* _What you have to do_
Gather every line holding the string "Dokumente".

* _Exercise materials_
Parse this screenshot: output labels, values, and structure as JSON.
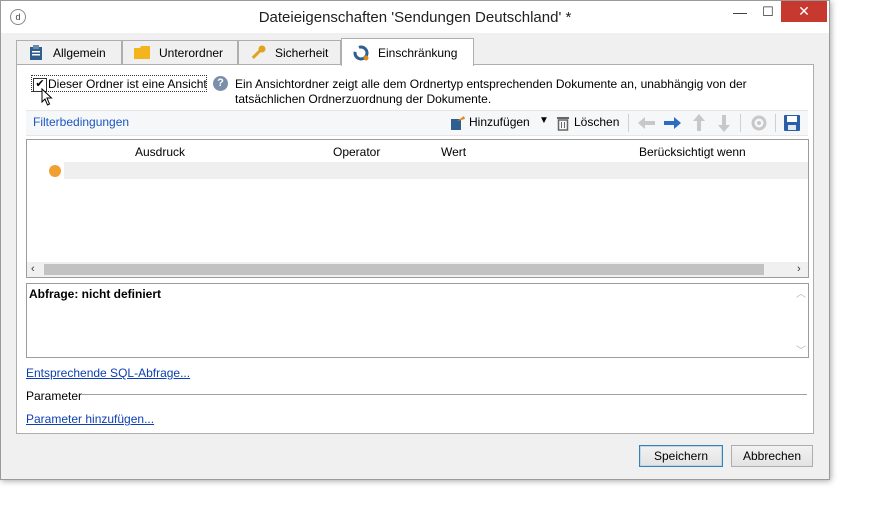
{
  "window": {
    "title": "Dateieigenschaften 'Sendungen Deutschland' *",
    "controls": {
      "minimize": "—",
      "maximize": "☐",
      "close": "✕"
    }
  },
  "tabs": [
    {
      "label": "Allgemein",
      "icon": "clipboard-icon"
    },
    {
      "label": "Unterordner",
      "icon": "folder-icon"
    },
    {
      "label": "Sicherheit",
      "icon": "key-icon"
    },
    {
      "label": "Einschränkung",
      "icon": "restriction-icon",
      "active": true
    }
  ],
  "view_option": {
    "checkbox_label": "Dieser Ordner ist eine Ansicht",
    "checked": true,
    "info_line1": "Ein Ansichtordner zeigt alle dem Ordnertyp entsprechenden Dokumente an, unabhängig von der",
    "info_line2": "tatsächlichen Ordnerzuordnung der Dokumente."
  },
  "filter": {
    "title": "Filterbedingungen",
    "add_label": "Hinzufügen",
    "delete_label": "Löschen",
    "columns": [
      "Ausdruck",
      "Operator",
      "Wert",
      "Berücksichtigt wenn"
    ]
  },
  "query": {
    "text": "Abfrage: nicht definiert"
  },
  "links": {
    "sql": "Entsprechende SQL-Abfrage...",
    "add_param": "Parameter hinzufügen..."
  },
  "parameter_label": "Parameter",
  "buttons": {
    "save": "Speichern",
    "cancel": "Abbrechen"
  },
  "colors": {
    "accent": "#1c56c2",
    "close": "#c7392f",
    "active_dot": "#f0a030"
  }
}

* _Solution for this problem_
    "info_line1": "Ein Ansichtordner zeigt alle dem Ordnertyp entsprechenden Dokumente an, unabhängig von der",
    "info_line2": "tatsächlichen Ordnerzuordnung der Dokumente."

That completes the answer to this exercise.